**What the task requires**
Take the listing and print it in full, exactly as given.

** start of Data section **

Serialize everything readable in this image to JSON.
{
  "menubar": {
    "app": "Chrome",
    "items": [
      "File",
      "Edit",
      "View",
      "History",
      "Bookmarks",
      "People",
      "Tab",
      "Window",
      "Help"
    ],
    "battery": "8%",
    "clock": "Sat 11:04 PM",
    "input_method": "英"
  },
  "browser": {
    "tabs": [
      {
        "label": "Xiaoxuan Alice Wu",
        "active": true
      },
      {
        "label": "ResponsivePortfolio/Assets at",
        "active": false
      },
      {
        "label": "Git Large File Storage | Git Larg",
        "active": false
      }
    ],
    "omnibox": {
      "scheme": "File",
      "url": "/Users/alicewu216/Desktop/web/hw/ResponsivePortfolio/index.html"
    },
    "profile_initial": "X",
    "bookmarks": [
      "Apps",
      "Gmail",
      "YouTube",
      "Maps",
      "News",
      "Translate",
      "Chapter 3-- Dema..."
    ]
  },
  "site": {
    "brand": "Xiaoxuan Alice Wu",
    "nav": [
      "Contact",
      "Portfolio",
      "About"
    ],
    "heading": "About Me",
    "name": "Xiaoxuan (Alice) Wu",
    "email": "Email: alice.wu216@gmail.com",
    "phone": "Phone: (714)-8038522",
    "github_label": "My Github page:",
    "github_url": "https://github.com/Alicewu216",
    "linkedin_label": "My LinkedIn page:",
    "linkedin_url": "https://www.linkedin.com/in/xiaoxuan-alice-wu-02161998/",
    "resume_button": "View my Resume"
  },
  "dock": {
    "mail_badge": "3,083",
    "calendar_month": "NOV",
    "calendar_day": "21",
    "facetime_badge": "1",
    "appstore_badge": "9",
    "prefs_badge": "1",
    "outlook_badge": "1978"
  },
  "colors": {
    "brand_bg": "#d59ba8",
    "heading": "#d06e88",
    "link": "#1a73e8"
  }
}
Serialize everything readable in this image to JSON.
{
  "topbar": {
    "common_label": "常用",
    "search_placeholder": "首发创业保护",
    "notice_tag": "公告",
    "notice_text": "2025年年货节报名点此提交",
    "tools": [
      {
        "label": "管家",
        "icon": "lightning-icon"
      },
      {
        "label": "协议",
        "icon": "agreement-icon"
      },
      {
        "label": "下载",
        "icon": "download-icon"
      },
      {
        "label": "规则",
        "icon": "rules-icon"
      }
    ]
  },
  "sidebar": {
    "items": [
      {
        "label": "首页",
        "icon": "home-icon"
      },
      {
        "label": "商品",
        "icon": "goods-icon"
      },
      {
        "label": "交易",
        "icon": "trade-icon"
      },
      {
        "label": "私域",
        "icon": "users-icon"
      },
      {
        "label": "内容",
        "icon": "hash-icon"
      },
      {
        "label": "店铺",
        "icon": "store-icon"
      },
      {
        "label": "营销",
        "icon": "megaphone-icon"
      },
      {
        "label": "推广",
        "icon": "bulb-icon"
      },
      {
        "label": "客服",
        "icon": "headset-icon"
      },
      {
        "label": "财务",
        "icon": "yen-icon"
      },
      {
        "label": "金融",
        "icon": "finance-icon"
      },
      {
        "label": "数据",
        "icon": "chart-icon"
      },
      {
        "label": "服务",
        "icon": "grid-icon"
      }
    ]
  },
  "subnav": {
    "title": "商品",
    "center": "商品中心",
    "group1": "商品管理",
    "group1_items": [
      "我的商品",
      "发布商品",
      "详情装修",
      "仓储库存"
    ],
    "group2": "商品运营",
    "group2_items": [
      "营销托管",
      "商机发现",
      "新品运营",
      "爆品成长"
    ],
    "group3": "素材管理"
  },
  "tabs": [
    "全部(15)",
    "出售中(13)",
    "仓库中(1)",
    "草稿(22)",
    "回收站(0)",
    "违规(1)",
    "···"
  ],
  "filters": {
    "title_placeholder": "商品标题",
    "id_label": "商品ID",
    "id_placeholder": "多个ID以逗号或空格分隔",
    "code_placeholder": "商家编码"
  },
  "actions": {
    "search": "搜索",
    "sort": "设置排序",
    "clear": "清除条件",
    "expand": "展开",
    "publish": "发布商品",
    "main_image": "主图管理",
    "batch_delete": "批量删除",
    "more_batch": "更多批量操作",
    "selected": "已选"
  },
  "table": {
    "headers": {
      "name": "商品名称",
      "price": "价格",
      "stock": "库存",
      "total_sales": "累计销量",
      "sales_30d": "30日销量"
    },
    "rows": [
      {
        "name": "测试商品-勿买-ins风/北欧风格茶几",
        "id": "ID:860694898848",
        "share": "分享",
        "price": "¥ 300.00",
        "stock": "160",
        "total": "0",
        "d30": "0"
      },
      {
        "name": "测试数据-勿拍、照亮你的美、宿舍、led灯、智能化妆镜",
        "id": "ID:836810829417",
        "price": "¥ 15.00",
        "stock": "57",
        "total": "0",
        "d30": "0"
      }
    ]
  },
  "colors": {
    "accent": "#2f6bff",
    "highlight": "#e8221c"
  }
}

** end of Data section **

**Full solution**
Serialize everything readable in this image to JSON.
{
  "menubar": {
    "app": "Chrome",
    "items": [
      "File",
      "Edit",
      "View",
      "History",
      "Bookmarks",
      "People",
      "Tab",
      "Window",
      "Help"
    ],
    "battery": "8%",
    "clock": "Sat 11:04 PM",
    "input_method": "英"
  },
  "browser": {
    "tabs": [
      {
        "label": "Xiaoxuan Alice Wu",
        "active": true
      },
      {
        "label": "ResponsivePortfolio/Assets at",
        "active": false
      },
      {
        "label": "Git Large File Storage | Git Larg",
        "active": false
      }
    ],
    "omnibox": {
      "scheme": "File",
      "url": "/Users/alicewu216/Desktop/web/hw/ResponsivePortfolio/index.html"
    },
    "profile_initial": "X",
    "bookmarks": [
      "Apps",
      "Gmail",
      "YouTube",
      "Maps",
      "News",
      "Translate",
      "Chapter 3-- Dema..."
    ]
  },
  "site": {
    "brand": "Xiaoxuan Alice Wu",
    "nav": [
      "Contact",
      "Portfolio",
      "About"
    ],
    "heading": "About Me",
    "name": "Xiaoxuan (Alice) Wu",
    "email": "Email: alice.wu216@gmail.com",
    "phone": "Phone: (714)-8038522",
    "github_label": "My Github page:",
    "github_url": "https://github.com/Alicewu216",
    "linkedin_label": "My LinkedIn page:",
    "linkedin_url": "https://www.linkedin.com/in/xiaoxuan-alice-wu-02161998/",
    "resume_button": "View my Resume"
  },
  "dock": {
    "mail_badge": "3,083",
    "calendar_month": "NOV",
    "calendar_day": "21",
    "facetime_badge": "1",
    "appstore_badge": "9",
    "prefs_badge": "1",
    "outlook_badge": "1978"
  },
  "colors": {
    "brand_bg": "#d59ba8",
    "heading": "#d06e88",
    "link": "#1a73e8"
  }
}
Serialize everything readable in this image to JSON.
{
  "topbar": {
    "common_label": "常用",
    "search_placeholder": "首发创业保护",
    "notice_tag": "公告",
    "notice_text": "2025年年货节报名点此提交",
    "tools": [
      {
        "label": "管家",
        "icon": "lightning-icon"
      },
      {
        "label": "协议",
        "icon": "agreement-icon"
      },
      {
        "label": "下载",
        "icon": "download-icon"
      },
      {
        "label": "规则",
        "icon": "rules-icon"
      }
    ]
  },
  "sidebar": {
    "items": [
      {
        "label": "首页",
        "icon": "home-icon"
      },
      {
        "label": "商品",
        "icon": "goods-icon"
      },
      {
        "label": "交易",
        "icon": "trade-icon"
      },
      {
        "label": "私域",
        "icon": "users-icon"
      },
      {
        "label": "内容",
        "icon": "hash-icon"
      },
      {
        "label": "店铺",
        "icon": "store-icon"
      },
      {
        "label": "营销",
        "icon": "megaphone-icon"
      },
      {
        "label": "推广",
        "icon": "bulb-icon"
      },
      {
        "label": "客服",
        "icon": "headset-icon"
      },
      {
        "label": "财务",
        "icon": "yen-icon"
      },
      {
        "label": "金融",
        "icon": "finance-icon"
      },
      {
        "label": "数据",
        "icon": "chart-icon"
      },
      {
        "label": "服务",
        "icon": "grid-icon"
      }
    ]
  },
  "subnav": {
    "title": "商品",
    "center": "商品中心",
    "group1": "商品管理",
    "group1_items": [
      "我的商品",
      "发布商品",
      "详情装修",
      "仓储库存"
    ],
    "group2": "商品运营",
    "group2_items": [
      "营销托管",
      "商机发现",
      "新品运营",
      "爆品成长"
    ],
    "group3": "素材管理"
  },
  "tabs": [
    "全部(15)",
    "出售中(13)",
    "仓库中(1)",
    "草稿(22)",
    "回收站(0)",
    "违规(1)",
    "···"
  ],
  "filters": {
    "title_placeholder": "商品标题",
    "id_label": "商品ID",
    "id_placeholder": "多个ID以逗号或空格分隔",
    "code_placeholder": "商家编码"
  },
  "actions": {
    "search": "搜索",
    "sort": "设置排序",
    "clear": "清除条件",
    "expand": "展开",
    "publish": "发布商品",
    "main_image": "主图管理",
    "batch_delete": "批量删除",
    "more_batch": "更多批量操作",
    "selected": "已选"
  },
  "table": {
    "headers": {
      "name": "商品名称",
      "price": "价格",
      "stock": "库存",
      "total_sales": "累计销量",
      "sales_30d": "30日销量"
    },
    "rows": [
      {
        "name": "测试商品-勿买-ins风/北欧风格茶几",
        "id": "ID:860694898848",
        "share": "分享",
        "price": "¥ 300.00",
        "stock": "160",
        "total": "0",
        "d30": "0"
      },
      {
        "name": "测试数据-勿拍、照亮你的美、宿舍、led灯、智能化妆镜",
        "id": "ID:836810829417",
        "price": "¥ 15.00",
        "stock": "57",
        "total": "0",
        "d30": "0"
      }
    ]
  },
  "colors": {
    "accent": "#2f6bff",
    "highlight": "#e8221c"
  }
}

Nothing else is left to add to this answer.